>> Start Record set
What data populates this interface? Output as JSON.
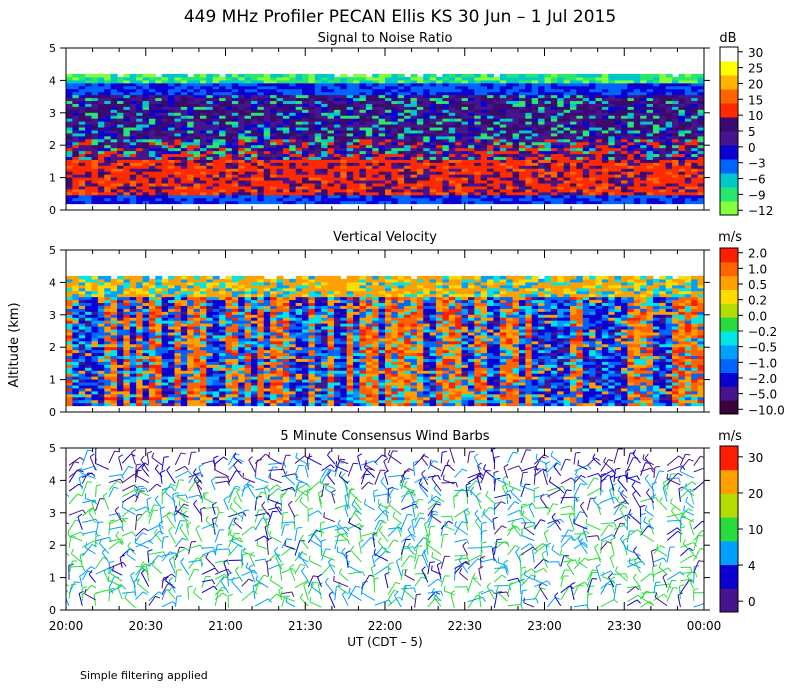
{
  "figure_title": "449 MHz Profiler PECAN Ellis KS 30 Jun –  1 Jul 2015",
  "footnote": "Simple filtering applied",
  "shared_axes": {
    "ylabel": "Altitude (km)",
    "xlabel": "UT  (CDT – 5)",
    "y_ticks": [
      "0",
      "1",
      "2",
      "3",
      "4",
      "5"
    ],
    "x_ticks": [
      "20:00",
      "20:30",
      "21:00",
      "21:30",
      "22:00",
      "22:30",
      "23:00",
      "23:30",
      "00:00"
    ],
    "ylim": [
      0,
      5
    ],
    "xlim_hours": [
      20,
      24
    ]
  },
  "colors": {
    "snr_scale": [
      "#84ff3c",
      "#28e66e",
      "#00c8c8",
      "#0064ff",
      "#0a00d2",
      "#46148c",
      "#3c0a6e",
      "#ff2a00",
      "#ff6400",
      "#ffb400",
      "#ffff00",
      "#ffffff"
    ],
    "w_scale": [
      "#3c003c",
      "#46148c",
      "#0a00d2",
      "#0064ff",
      "#00a0ff",
      "#00e6e6",
      "#28dc3c",
      "#b4dc00",
      "#ffdc00",
      "#ffa000",
      "#ff6400",
      "#ff1e00"
    ],
    "wind_scale": [
      "#46148c",
      "#0a00d2",
      "#00a0ff",
      "#28dc3c",
      "#b4dc00",
      "#ffa000",
      "#ff1e00"
    ]
  },
  "chart_data": [
    {
      "type": "heatmap",
      "title": "Signal to Noise Ratio",
      "xlabel": "UT  (CDT – 5)",
      "ylabel": "Altitude (km)",
      "ylim": [
        0,
        5
      ],
      "colorbar": {
        "unit": "dB",
        "labels": [
          "30",
          "25",
          "20",
          "15",
          "10",
          "5",
          "0",
          "−3",
          "−6",
          "−9",
          "−12"
        ]
      },
      "data_top_km": 4.2,
      "profile_description": [
        "strong echo (>10 dB) below ~1.5 km",
        "purple 0–5 dB layer 1.5–3.8 km",
        "weak echo (<0 dB) near 4 km top"
      ]
    },
    {
      "type": "heatmap",
      "title": "Vertical Velocity",
      "xlabel": "UT  (CDT – 5)",
      "ylabel": "Altitude (km)",
      "ylim": [
        0,
        5
      ],
      "colorbar": {
        "unit": "m/s",
        "labels": [
          "2.0",
          "1.0",
          "0.5",
          "0.2",
          "0.0",
          "−0.2",
          "−0.5",
          "−1.0",
          "−2.0",
          "−5.0",
          "−10.0"
        ]
      },
      "data_top_km": 4.2
    },
    {
      "type": "scatter",
      "title": "5 Minute Consensus Wind Barbs",
      "xlabel": "UT  (CDT – 5)",
      "ylabel": "Altitude (km)",
      "ylim": [
        0,
        5
      ],
      "colorbar": {
        "unit": "m/s",
        "labels": [
          "30",
          "20",
          "10",
          "4",
          "0"
        ]
      },
      "interval_minutes": 5,
      "typical_speed_ms": [
        4,
        15
      ]
    }
  ]
}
>> End Record set
Leave every image out, and retype the material exactly.

What data populates this interface? Output as JSON.
{
  "figure_title": "449 MHz Profiler PECAN Ellis KS 30 Jun –  1 Jul 2015",
  "footnote": "Simple filtering applied",
  "shared_axes": {
    "ylabel": "Altitude (km)",
    "xlabel": "UT  (CDT – 5)",
    "y_ticks": [
      "0",
      "1",
      "2",
      "3",
      "4",
      "5"
    ],
    "x_ticks": [
      "20:00",
      "20:30",
      "21:00",
      "21:30",
      "22:00",
      "22:30",
      "23:00",
      "23:30",
      "00:00"
    ],
    "ylim": [
      0,
      5
    ],
    "xlim_hours": [
      20,
      24
    ]
  },
  "colors": {
    "snr_scale": [
      "#84ff3c",
      "#28e66e",
      "#00c8c8",
      "#0064ff",
      "#0a00d2",
      "#46148c",
      "#3c0a6e",
      "#ff2a00",
      "#ff6400",
      "#ffb400",
      "#ffff00",
      "#ffffff"
    ],
    "w_scale": [
      "#3c003c",
      "#46148c",
      "#0a00d2",
      "#0064ff",
      "#00a0ff",
      "#00e6e6",
      "#28dc3c",
      "#b4dc00",
      "#ffdc00",
      "#ffa000",
      "#ff6400",
      "#ff1e00"
    ],
    "wind_scale": [
      "#46148c",
      "#0a00d2",
      "#00a0ff",
      "#28dc3c",
      "#b4dc00",
      "#ffa000",
      "#ff1e00"
    ]
  },
  "chart_data": [
    {
      "type": "heatmap",
      "title": "Signal to Noise Ratio",
      "xlabel": "UT  (CDT – 5)",
      "ylabel": "Altitude (km)",
      "ylim": [
        0,
        5
      ],
      "colorbar": {
        "unit": "dB",
        "labels": [
          "30",
          "25",
          "20",
          "15",
          "10",
          "5",
          "0",
          "−3",
          "−6",
          "−9",
          "−12"
        ]
      },
      "data_top_km": 4.2,
      "profile_description": [
        "strong echo (>10 dB) below ~1.5 km",
        "purple 0–5 dB layer 1.5–3.8 km",
        "weak echo (<0 dB) near 4 km top"
      ]
    },
    {
      "type": "heatmap",
      "title": "Vertical Velocity",
      "xlabel": "UT  (CDT – 5)",
      "ylabel": "Altitude (km)",
      "ylim": [
        0,
        5
      ],
      "colorbar": {
        "unit": "m/s",
        "labels": [
          "2.0",
          "1.0",
          "0.5",
          "0.2",
          "0.0",
          "−0.2",
          "−0.5",
          "−1.0",
          "−2.0",
          "−5.0",
          "−10.0"
        ]
      },
      "data_top_km": 4.2
    },
    {
      "type": "scatter",
      "title": "5 Minute Consensus Wind Barbs",
      "xlabel": "UT  (CDT – 5)",
      "ylabel": "Altitude (km)",
      "ylim": [
        0,
        5
      ],
      "colorbar": {
        "unit": "m/s",
        "labels": [
          "30",
          "20",
          "10",
          "4",
          "0"
        ]
      },
      "interval_minutes": 5,
      "typical_speed_ms": [
        4,
        15
      ]
    }
  ]
}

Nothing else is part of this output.